▶ Input:
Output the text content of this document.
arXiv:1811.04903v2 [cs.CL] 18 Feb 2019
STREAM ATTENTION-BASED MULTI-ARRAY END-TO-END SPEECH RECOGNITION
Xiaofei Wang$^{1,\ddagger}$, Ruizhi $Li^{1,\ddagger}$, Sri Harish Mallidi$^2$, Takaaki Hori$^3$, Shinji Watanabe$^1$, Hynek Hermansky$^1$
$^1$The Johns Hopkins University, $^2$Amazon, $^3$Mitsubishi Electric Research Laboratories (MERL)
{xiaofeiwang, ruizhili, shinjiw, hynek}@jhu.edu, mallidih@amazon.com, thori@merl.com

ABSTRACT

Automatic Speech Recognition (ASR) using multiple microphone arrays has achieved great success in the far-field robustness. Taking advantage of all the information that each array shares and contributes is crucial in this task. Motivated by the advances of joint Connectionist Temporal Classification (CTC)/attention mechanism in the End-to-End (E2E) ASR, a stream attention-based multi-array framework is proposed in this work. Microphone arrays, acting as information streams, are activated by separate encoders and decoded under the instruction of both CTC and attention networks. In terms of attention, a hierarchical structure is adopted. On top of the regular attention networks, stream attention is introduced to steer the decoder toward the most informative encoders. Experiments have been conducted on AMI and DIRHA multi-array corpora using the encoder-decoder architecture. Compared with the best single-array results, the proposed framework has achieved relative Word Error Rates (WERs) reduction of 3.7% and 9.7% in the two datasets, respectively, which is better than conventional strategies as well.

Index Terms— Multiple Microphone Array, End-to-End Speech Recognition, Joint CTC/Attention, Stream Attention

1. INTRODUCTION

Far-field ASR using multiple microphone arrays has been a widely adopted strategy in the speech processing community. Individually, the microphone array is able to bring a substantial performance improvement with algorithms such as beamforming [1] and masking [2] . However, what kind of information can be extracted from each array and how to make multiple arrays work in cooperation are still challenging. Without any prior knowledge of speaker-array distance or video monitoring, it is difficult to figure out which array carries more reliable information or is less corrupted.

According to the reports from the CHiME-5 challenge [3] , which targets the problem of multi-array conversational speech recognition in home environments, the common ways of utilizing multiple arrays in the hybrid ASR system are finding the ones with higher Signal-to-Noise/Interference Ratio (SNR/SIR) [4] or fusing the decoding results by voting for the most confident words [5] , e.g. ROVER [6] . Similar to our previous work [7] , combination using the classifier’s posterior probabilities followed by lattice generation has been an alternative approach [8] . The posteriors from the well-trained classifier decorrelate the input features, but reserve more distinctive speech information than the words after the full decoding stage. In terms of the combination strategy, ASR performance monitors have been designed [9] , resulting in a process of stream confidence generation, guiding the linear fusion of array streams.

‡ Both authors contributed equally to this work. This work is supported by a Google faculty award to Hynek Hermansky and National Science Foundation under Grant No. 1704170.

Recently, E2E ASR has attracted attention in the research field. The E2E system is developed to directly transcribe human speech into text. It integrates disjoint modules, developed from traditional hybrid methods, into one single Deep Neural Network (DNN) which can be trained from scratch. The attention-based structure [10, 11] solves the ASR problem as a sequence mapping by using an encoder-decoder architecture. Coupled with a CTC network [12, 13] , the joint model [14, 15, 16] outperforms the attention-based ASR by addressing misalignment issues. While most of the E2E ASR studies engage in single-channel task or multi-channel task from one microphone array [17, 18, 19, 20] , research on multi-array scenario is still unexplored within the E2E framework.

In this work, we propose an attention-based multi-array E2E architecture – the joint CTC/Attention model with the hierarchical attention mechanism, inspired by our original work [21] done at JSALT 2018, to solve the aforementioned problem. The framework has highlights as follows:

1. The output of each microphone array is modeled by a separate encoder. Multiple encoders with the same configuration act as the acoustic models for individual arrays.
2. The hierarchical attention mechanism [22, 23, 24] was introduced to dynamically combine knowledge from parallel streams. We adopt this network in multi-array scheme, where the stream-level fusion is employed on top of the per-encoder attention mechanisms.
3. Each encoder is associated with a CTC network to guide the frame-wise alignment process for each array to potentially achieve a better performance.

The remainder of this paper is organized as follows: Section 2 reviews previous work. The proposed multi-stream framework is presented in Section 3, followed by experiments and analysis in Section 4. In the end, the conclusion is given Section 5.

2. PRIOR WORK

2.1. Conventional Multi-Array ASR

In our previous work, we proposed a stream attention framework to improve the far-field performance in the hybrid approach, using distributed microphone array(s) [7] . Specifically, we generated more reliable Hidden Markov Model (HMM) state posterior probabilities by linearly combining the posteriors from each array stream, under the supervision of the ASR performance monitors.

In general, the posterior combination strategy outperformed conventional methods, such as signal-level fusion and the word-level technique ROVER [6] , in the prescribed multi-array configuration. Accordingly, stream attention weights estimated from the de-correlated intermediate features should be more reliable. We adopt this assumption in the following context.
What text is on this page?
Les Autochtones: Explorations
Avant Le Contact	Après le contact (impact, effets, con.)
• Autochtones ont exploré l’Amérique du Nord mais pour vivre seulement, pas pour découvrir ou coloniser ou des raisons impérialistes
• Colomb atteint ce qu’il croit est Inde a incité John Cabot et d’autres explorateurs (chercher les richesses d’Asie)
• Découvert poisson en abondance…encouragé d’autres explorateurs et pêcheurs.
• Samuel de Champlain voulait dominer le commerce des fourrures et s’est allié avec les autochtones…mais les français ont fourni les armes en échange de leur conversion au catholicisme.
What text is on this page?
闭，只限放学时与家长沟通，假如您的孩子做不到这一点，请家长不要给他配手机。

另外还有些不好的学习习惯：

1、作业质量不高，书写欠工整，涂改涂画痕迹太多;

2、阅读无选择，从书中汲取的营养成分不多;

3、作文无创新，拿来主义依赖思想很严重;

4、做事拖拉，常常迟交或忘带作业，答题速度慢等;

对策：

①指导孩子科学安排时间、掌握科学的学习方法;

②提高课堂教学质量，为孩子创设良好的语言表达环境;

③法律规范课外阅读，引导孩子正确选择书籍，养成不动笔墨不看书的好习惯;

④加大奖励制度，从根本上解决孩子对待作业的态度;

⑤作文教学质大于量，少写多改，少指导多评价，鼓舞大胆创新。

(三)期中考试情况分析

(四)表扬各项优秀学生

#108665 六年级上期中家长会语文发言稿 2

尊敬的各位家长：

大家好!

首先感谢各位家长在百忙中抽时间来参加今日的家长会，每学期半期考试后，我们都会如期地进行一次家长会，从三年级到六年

▶ Given exercise: Return the lines above exactly, keeping every word.

▶ Response to the task:
Output the text content of this document.
arXiv:1811.04903v2 [cs.CL] 18 Feb 2019
STREAM ATTENTION-BASED MULTI-ARRAY END-TO-END SPEECH RECOGNITION
Xiaofei Wang$^{1,\ddagger}$, Ruizhi $Li^{1,\ddagger}$, Sri Harish Mallidi$^2$, Takaaki Hori$^3$, Shinji Watanabe$^1$, Hynek Hermansky$^1$
$^1$The Johns Hopkins University, $^2$Amazon, $^3$Mitsubishi Electric Research Laboratories (MERL)
{xiaofeiwang, ruizhili, shinjiw, hynek}@jhu.edu, mallidih@amazon.com, thori@merl.com

ABSTRACT

Automatic Speech Recognition (ASR) using multiple microphone arrays has achieved great success in the far-field robustness. Taking advantage of all the information that each array shares and contributes is crucial in this task. Motivated by the advances of joint Connectionist Temporal Classification (CTC)/attention mechanism in the End-to-End (E2E) ASR, a stream attention-based multi-array framework is proposed in this work. Microphone arrays, acting as information streams, are activated by separate encoders and decoded under the instruction of both CTC and attention networks. In terms of attention, a hierarchical structure is adopted. On top of the regular attention networks, stream attention is introduced to steer the decoder toward the most informative encoders. Experiments have been conducted on AMI and DIRHA multi-array corpora using the encoder-decoder architecture. Compared with the best single-array results, the proposed framework has achieved relative Word Error Rates (WERs) reduction of 3.7% and 9.7% in the two datasets, respectively, which is better than conventional strategies as well.

Index Terms— Multiple Microphone Array, End-to-End Speech Recognition, Joint CTC/Attention, Stream Attention

1. INTRODUCTION

Far-field ASR using multiple microphone arrays has been a widely adopted strategy in the speech processing community. Individually, the microphone array is able to bring a substantial performance improvement with algorithms such as beamforming [1] and masking [2] . However, what kind of information can be extracted from each array and how to make multiple arrays work in cooperation are still challenging. Without any prior knowledge of speaker-array distance or video monitoring, it is difficult to figure out which array carries more reliable information or is less corrupted.

According to the reports from the CHiME-5 challenge [3] , which targets the problem of multi-array conversational speech recognition in home environments, the common ways of utilizing multiple arrays in the hybrid ASR system are finding the ones with higher Signal-to-Noise/Interference Ratio (SNR/SIR) [4] or fusing the decoding results by voting for the most confident words [5] , e.g. ROVER [6] . Similar to our previous work [7] , combination using the classifier’s posterior probabilities followed by lattice generation has been an alternative approach [8] . The posteriors from the well-trained classifier decorrelate the input features, but reserve more distinctive speech information than the words after the full decoding stage. In terms of the combination strategy, ASR performance monitors have been designed [9] , resulting in a process of stream confidence generation, guiding the linear fusion of array streams.

‡ Both authors contributed equally to this work. This work is supported by a Google faculty award to Hynek Hermansky and National Science Foundation under Grant No. 1704170.

Recently, E2E ASR has attracted attention in the research field. The E2E system is developed to directly transcribe human speech into text. It integrates disjoint modules, developed from traditional hybrid methods, into one single Deep Neural Network (DNN) which can be trained from scratch. The attention-based structure [10, 11] solves the ASR problem as a sequence mapping by using an encoder-decoder architecture. Coupled with a CTC network [12, 13] , the joint model [14, 15, 16] outperforms the attention-based ASR by addressing misalignment issues. While most of the E2E ASR studies engage in single-channel task or multi-channel task from one microphone array [17, 18, 19, 20] , research on multi-array scenario is still unexplored within the E2E framework.

In this work, we propose an attention-based multi-array E2E architecture – the joint CTC/Attention model with the hierarchical attention mechanism, inspired by our original work [21] done at JSALT 2018, to solve the aforementioned problem. The framework has highlights as follows:

1. The output of each microphone array is modeled by a separate encoder. Multiple encoders with the same configuration act as the acoustic models for individual arrays.
2. The hierarchical attention mechanism [22, 23, 24] was introduced to dynamically combine knowledge from parallel streams. We adopt this network in multi-array scheme, where the stream-level fusion is employed on top of the per-encoder attention mechanisms.
3. Each encoder is associated with a CTC network to guide the frame-wise alignment process for each array to potentially achieve a better performance.

The remainder of this paper is organized as follows: Section 2 reviews previous work. The proposed multi-stream framework is presented in Section 3, followed by experiments and analysis in Section 4. In the end, the conclusion is given Section 5.

2. PRIOR WORK

2.1. Conventional Multi-Array ASR

In our previous work, we proposed a stream attention framework to improve the far-field performance in the hybrid approach, using distributed microphone array(s) [7] . Specifically, we generated more reliable Hidden Markov Model (HMM) state posterior probabilities by linearly combining the posteriors from each array stream, under the supervision of the ASR performance monitors.

In general, the posterior combination strategy outperformed conventional methods, such as signal-level fusion and the word-level technique ROVER [6] , in the prescribed multi-array configuration. Accordingly, stream attention weights estimated from the de-correlated intermediate features should be more reliable. We adopt this assumption in the following context.
What text is on this page?
Les Autochtones: Explorations
Avant Le Contact	Après le contact (impact, effets, con.)
• Autochtones ont exploré l’Amérique du Nord mais pour vivre seulement, pas pour découvrir ou coloniser ou des raisons impérialistes
• Colomb atteint ce qu’il croit est Inde a incité John Cabot et d’autres explorateurs (chercher les richesses d’Asie)
• Découvert poisson en abondance…encouragé d’autres explorateurs et pêcheurs.
• Samuel de Champlain voulait dominer le commerce des fourrures et s’est allié avec les autochtones…mais les français ont fourni les armes en échange de leur conversion au catholicisme.
What text is on this page?
闭，只限放学时与家长沟通，假如您的孩子做不到这一点，请家长不要给他配手机。

另外还有些不好的学习习惯：

1、作业质量不高，书写欠工整，涂改涂画痕迹太多;

2、阅读无选择，从书中汲取的营养成分不多;

3、作文无创新，拿来主义依赖思想很严重;

4、做事拖拉，常常迟交或忘带作业，答题速度慢等;

对策：

①指导孩子科学安排时间、掌握科学的学习方法;

②提高课堂教学质量，为孩子创设良好的语言表达环境;

③法律规范课外阅读，引导孩子正确选择书籍，养成不动笔墨不看书的好习惯;

④加大奖励制度，从根本上解决孩子对待作业的态度;

⑤作文教学质大于量，少写多改，少指导多评价，鼓舞大胆创新。

(三)期中考试情况分析

(四)表扬各项优秀学生

#108665 六年级上期中家长会语文发言稿 2

尊敬的各位家长：

大家好!

首先感谢各位家长在百忙中抽时间来参加今日的家长会，每学期半期考试后，我们都会如期地进行一次家长会，从三年级到六年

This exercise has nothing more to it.